Write out the entries again exactly as they are given.

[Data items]
## START

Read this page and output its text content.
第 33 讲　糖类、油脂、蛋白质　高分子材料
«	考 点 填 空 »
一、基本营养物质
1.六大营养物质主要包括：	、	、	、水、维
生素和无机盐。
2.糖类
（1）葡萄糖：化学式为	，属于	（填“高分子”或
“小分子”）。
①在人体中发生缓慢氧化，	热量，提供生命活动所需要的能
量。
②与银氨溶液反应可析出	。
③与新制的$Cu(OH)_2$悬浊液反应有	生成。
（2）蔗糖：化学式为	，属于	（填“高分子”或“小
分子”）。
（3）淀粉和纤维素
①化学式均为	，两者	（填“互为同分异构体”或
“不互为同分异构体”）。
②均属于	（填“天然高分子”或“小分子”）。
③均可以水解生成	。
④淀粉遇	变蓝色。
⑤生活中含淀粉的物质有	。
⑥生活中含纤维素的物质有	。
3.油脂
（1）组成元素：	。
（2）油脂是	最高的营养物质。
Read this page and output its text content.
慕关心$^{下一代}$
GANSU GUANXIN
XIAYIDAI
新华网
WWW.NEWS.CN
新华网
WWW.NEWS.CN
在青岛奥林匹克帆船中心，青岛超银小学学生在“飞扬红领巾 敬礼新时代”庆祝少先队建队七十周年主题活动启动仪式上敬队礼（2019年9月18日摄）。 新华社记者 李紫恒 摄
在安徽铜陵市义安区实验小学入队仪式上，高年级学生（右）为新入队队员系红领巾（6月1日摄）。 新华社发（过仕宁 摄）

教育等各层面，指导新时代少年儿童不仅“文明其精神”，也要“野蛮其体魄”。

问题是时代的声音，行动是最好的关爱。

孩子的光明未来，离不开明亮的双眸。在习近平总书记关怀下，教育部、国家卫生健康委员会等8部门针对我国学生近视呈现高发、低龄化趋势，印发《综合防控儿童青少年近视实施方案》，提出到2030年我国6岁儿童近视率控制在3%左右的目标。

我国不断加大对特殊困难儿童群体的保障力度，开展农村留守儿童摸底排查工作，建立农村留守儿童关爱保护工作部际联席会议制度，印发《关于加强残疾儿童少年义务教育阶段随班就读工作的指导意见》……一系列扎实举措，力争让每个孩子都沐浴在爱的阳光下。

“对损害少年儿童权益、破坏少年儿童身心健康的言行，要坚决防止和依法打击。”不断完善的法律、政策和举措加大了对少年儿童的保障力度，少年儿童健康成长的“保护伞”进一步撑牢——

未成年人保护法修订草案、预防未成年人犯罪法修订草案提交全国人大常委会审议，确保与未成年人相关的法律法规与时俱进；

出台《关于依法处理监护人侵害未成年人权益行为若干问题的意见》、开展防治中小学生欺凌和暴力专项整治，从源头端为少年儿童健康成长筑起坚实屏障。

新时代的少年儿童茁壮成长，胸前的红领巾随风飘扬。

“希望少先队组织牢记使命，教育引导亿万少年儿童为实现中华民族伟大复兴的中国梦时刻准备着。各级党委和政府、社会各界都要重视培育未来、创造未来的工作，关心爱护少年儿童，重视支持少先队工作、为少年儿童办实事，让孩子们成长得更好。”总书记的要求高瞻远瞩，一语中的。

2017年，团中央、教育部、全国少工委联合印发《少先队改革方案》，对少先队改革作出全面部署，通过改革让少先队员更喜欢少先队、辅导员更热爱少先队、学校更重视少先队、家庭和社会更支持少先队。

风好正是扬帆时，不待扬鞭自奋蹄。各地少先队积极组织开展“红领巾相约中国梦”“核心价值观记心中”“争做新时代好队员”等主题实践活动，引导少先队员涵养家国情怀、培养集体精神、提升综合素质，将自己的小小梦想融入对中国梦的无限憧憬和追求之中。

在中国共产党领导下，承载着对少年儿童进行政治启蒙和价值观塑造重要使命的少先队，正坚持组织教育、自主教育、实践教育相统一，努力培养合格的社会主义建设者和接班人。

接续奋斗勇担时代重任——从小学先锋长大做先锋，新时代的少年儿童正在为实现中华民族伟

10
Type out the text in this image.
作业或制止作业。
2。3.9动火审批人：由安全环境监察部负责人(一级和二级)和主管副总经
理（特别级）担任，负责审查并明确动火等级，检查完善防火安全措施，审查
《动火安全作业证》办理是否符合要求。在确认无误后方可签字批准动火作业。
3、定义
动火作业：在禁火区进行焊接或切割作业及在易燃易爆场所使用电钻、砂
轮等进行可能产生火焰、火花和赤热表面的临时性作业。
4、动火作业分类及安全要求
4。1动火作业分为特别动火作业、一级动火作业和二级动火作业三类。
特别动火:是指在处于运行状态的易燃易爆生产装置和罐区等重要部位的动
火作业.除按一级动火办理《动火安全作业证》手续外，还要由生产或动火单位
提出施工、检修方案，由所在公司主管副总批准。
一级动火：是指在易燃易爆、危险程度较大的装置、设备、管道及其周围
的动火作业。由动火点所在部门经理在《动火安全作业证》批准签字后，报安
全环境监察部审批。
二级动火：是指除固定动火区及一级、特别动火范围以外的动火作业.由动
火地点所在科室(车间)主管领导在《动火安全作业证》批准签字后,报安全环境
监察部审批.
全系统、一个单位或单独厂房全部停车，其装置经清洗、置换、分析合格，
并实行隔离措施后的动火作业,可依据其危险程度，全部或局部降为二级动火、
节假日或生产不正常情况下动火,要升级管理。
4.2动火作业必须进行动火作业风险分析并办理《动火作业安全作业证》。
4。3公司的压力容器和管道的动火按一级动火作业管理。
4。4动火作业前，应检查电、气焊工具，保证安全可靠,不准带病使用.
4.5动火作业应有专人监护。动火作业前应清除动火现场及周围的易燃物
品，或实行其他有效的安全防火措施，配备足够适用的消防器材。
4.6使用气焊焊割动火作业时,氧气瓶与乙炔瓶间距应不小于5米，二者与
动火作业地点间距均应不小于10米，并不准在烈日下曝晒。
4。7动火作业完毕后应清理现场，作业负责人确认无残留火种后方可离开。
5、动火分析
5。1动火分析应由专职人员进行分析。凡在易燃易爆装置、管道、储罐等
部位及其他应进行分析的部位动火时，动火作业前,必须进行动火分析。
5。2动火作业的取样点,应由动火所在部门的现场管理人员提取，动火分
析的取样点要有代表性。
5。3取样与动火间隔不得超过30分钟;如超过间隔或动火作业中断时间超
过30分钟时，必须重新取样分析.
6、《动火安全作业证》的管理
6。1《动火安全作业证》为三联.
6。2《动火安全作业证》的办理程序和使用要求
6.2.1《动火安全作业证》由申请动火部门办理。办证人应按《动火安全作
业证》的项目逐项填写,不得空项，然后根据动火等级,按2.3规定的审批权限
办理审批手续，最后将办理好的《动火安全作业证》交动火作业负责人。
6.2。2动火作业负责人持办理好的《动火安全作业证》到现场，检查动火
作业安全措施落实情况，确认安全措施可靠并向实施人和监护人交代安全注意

## END

* _TASK ANSWER_:
Read this page and output its text content.
第 33 讲　糖类、油脂、蛋白质　高分子材料
«	考 点 填 空 »
一、基本营养物质
1.六大营养物质主要包括：	、	、	、水、维
生素和无机盐。
2.糖类
（1）葡萄糖：化学式为	，属于	（填“高分子”或
“小分子”）。
①在人体中发生缓慢氧化，	热量，提供生命活动所需要的能
量。
②与银氨溶液反应可析出	。
③与新制的$Cu(OH)_2$悬浊液反应有	生成。
（2）蔗糖：化学式为	，属于	（填“高分子”或“小
分子”）。
（3）淀粉和纤维素
①化学式均为	，两者	（填“互为同分异构体”或
“不互为同分异构体”）。
②均属于	（填“天然高分子”或“小分子”）。
③均可以水解生成	。
④淀粉遇	变蓝色。
⑤生活中含淀粉的物质有	。
⑥生活中含纤维素的物质有	。
3.油脂
（1）组成元素：	。
（2）油脂是	最高的营养物质。
Read this page and output its text content.
慕关心$^{下一代}$
GANSU GUANXIN
XIAYIDAI
新华网
WWW.NEWS.CN
新华网
WWW.NEWS.CN
在青岛奥林匹克帆船中心，青岛超银小学学生在“飞扬红领巾 敬礼新时代”庆祝少先队建队七十周年主题活动启动仪式上敬队礼（2019年9月18日摄）。 新华社记者 李紫恒 摄
在安徽铜陵市义安区实验小学入队仪式上，高年级学生（右）为新入队队员系红领巾（6月1日摄）。 新华社发（过仕宁 摄）

教育等各层面，指导新时代少年儿童不仅“文明其精神”，也要“野蛮其体魄”。

问题是时代的声音，行动是最好的关爱。

孩子的光明未来，离不开明亮的双眸。在习近平总书记关怀下，教育部、国家卫生健康委员会等8部门针对我国学生近视呈现高发、低龄化趋势，印发《综合防控儿童青少年近视实施方案》，提出到2030年我国6岁儿童近视率控制在3%左右的目标。

我国不断加大对特殊困难儿童群体的保障力度，开展农村留守儿童摸底排查工作，建立农村留守儿童关爱保护工作部际联席会议制度，印发《关于加强残疾儿童少年义务教育阶段随班就读工作的指导意见》……一系列扎实举措，力争让每个孩子都沐浴在爱的阳光下。

“对损害少年儿童权益、破坏少年儿童身心健康的言行，要坚决防止和依法打击。”不断完善的法律、政策和举措加大了对少年儿童的保障力度，少年儿童健康成长的“保护伞”进一步撑牢——

未成年人保护法修订草案、预防未成年人犯罪法修订草案提交全国人大常委会审议，确保与未成年人相关的法律法规与时俱进；

出台《关于依法处理监护人侵害未成年人权益行为若干问题的意见》、开展防治中小学生欺凌和暴力专项整治，从源头端为少年儿童健康成长筑起坚实屏障。

新时代的少年儿童茁壮成长，胸前的红领巾随风飘扬。

“希望少先队组织牢记使命，教育引导亿万少年儿童为实现中华民族伟大复兴的中国梦时刻准备着。各级党委和政府、社会各界都要重视培育未来、创造未来的工作，关心爱护少年儿童，重视支持少先队工作、为少年儿童办实事，让孩子们成长得更好。”总书记的要求高瞻远瞩，一语中的。

2017年，团中央、教育部、全国少工委联合印发《少先队改革方案》，对少先队改革作出全面部署，通过改革让少先队员更喜欢少先队、辅导员更热爱少先队、学校更重视少先队、家庭和社会更支持少先队。

风好正是扬帆时，不待扬鞭自奋蹄。各地少先队积极组织开展“红领巾相约中国梦”“核心价值观记心中”“争做新时代好队员”等主题实践活动，引导少先队员涵养家国情怀、培养集体精神、提升综合素质，将自己的小小梦想融入对中国梦的无限憧憬和追求之中。

在中国共产党领导下，承载着对少年儿童进行政治启蒙和价值观塑造重要使命的少先队，正坚持组织教育、自主教育、实践教育相统一，努力培养合格的社会主义建设者和接班人。

接续奋斗勇担时代重任——从小学先锋长大做先锋，新时代的少年儿童正在为实现中华民族伟

10
Type out the text in this image.
作业或制止作业。
2。3.9动火审批人：由安全环境监察部负责人(一级和二级)和主管副总经
理（特别级）担任，负责审查并明确动火等级，检查完善防火安全措施，审查
《动火安全作业证》办理是否符合要求。在确认无误后方可签字批准动火作业。
3、定义
动火作业：在禁火区进行焊接或切割作业及在易燃易爆场所使用电钻、砂
轮等进行可能产生火焰、火花和赤热表面的临时性作业。
4、动火作业分类及安全要求
4。1动火作业分为特别动火作业、一级动火作业和二级动火作业三类。
特别动火:是指在处于运行状态的易燃易爆生产装置和罐区等重要部位的动
火作业.除按一级动火办理《动火安全作业证》手续外，还要由生产或动火单位
提出施工、检修方案，由所在公司主管副总批准。
一级动火：是指在易燃易爆、危险程度较大的装置、设备、管道及其周围
的动火作业。由动火点所在部门经理在《动火安全作业证》批准签字后，报安
全环境监察部审批。
二级动火：是指除固定动火区及一级、特别动火范围以外的动火作业.由动
火地点所在科室(车间)主管领导在《动火安全作业证》批准签字后,报安全环境
监察部审批.
全系统、一个单位或单独厂房全部停车，其装置经清洗、置换、分析合格，
并实行隔离措施后的动火作业,可依据其危险程度，全部或局部降为二级动火、
节假日或生产不正常情况下动火,要升级管理。
4.2动火作业必须进行动火作业风险分析并办理《动火作业安全作业证》。
4。3公司的压力容器和管道的动火按一级动火作业管理。
4。4动火作业前，应检查电、气焊工具，保证安全可靠,不准带病使用.
4.5动火作业应有专人监护。动火作业前应清除动火现场及周围的易燃物
品，或实行其他有效的安全防火措施，配备足够适用的消防器材。
4.6使用气焊焊割动火作业时,氧气瓶与乙炔瓶间距应不小于5米，二者与
动火作业地点间距均应不小于10米，并不准在烈日下曝晒。
4。7动火作业完毕后应清理现场，作业负责人确认无残留火种后方可离开。
5、动火分析
5。1动火分析应由专职人员进行分析。凡在易燃易爆装置、管道、储罐等
部位及其他应进行分析的部位动火时，动火作业前,必须进行动火分析。
5。2动火作业的取样点,应由动火所在部门的现场管理人员提取，动火分
析的取样点要有代表性。
5。3取样与动火间隔不得超过30分钟;如超过间隔或动火作业中断时间超
过30分钟时，必须重新取样分析.
6、《动火安全作业证》的管理
6。1《动火安全作业证》为三联.
6。2《动火安全作业证》的办理程序和使用要求
6.2.1《动火安全作业证》由申请动火部门办理。办证人应按《动火安全作
业证》的项目逐项填写,不得空项，然后根据动火等级,按2.3规定的审批权限
办理审批手续，最后将办理好的《动火安全作业证》交动火作业负责人。
6.2。2动火作业负责人持办理好的《动火安全作业证》到现场，检查动火
作业安全措施落实情况，确认安全措施可靠并向实施人和监护人交代安全注意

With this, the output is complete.